[begin INFORMATION SUPPLIED]

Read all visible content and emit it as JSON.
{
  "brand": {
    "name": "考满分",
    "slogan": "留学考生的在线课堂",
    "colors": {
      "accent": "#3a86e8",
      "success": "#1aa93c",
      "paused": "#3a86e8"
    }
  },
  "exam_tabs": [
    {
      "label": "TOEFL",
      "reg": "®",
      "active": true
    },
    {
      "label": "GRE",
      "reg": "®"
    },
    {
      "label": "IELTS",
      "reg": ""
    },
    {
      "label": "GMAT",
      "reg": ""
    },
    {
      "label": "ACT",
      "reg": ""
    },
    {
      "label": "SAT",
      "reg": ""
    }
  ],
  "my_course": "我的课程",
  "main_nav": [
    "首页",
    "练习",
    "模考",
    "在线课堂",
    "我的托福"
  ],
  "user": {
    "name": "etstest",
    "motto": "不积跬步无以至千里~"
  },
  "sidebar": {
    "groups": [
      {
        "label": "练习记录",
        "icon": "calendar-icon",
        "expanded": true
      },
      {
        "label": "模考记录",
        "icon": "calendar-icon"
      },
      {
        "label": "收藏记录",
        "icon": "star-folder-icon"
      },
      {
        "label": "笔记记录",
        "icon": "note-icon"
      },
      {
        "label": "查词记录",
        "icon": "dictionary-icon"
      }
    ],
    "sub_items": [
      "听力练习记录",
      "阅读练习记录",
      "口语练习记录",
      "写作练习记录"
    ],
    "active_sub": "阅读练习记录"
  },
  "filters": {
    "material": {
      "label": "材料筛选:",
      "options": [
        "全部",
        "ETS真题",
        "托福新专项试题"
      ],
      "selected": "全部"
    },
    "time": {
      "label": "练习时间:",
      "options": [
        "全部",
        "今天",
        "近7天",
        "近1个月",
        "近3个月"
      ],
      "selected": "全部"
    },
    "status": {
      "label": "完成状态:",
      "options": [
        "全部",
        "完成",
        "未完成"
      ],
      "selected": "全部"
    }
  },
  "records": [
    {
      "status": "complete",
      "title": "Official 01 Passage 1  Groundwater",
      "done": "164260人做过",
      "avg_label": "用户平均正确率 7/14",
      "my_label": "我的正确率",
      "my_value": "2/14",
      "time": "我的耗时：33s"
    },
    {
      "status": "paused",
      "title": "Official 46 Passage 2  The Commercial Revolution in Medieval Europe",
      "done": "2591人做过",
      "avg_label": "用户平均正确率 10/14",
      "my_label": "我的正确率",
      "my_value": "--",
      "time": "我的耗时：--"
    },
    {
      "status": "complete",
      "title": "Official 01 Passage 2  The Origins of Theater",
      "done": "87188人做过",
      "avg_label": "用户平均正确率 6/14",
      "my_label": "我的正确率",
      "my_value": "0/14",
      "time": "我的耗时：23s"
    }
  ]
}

[end INFORMATION SUPPLIED]

[WHAT IS REQUIRED]
Pull out each record as written and restate it exactly.

[ANSWER FOR THE TASK]
Read all visible content and emit it as JSON.
{
  "brand": {
    "name": "考满分",
    "slogan": "留学考生的在线课堂",
    "colors": {
      "accent": "#3a86e8",
      "success": "#1aa93c",
      "paused": "#3a86e8"
    }
  },
  "exam_tabs": [
    {
      "label": "TOEFL",
      "reg": "®",
      "active": true
    },
    {
      "label": "GRE",
      "reg": "®"
    },
    {
      "label": "IELTS",
      "reg": ""
    },
    {
      "label": "GMAT",
      "reg": ""
    },
    {
      "label": "ACT",
      "reg": ""
    },
    {
      "label": "SAT",
      "reg": ""
    }
  ],
  "my_course": "我的课程",
  "main_nav": [
    "首页",
    "练习",
    "模考",
    "在线课堂",
    "我的托福"
  ],
  "user": {
    "name": "etstest",
    "motto": "不积跬步无以至千里~"
  },
  "sidebar": {
    "groups": [
      {
        "label": "练习记录",
        "icon": "calendar-icon",
        "expanded": true
      },
      {
        "label": "模考记录",
        "icon": "calendar-icon"
      },
      {
        "label": "收藏记录",
        "icon": "star-folder-icon"
      },
      {
        "label": "笔记记录",
        "icon": "note-icon"
      },
      {
        "label": "查词记录",
        "icon": "dictionary-icon"
      }
    ],
    "sub_items": [
      "听力练习记录",
      "阅读练习记录",
      "口语练习记录",
      "写作练习记录"
    ],
    "active_sub": "阅读练习记录"
  },
  "filters": {
    "material": {
      "label": "材料筛选:",
      "options": [
        "全部",
        "ETS真题",
        "托福新专项试题"
      ],
      "selected": "全部"
    },
    "time": {
      "label": "练习时间:",
      "options": [
        "全部",
        "今天",
        "近7天",
        "近1个月",
        "近3个月"
      ],
      "selected": "全部"
    },
    "status": {
      "label": "完成状态:",
      "options": [
        "全部",
        "完成",
        "未完成"
      ],
      "selected": "全部"
    }
  },
  "records": [
    {
      "status": "complete",
      "title": "Official 01 Passage 1  Groundwater",
      "done": "164260人做过",
      "avg_label": "用户平均正确率 7/14",
      "my_label": "我的正确率",
      "my_value": "2/14",
      "time": "我的耗时：33s"
    },
    {
      "status": "paused",
      "title": "Official 46 Passage 2  The Commercial Revolution in Medieval Europe",
      "done": "2591人做过",
      "avg_label": "用户平均正确率 10/14",
      "my_label": "我的正确率",
      "my_value": "--",
      "time": "我的耗时：--"
    },
    {
      "status": "complete",
      "title": "Official 01 Passage 2  The Origins of Theater",
      "done": "87188人做过",
      "avg_label": "用户平均正确率 6/14",
      "my_label": "我的正确率",
      "my_value": "0/14",
      "time": "我的耗时：23s"
    }
  ]
}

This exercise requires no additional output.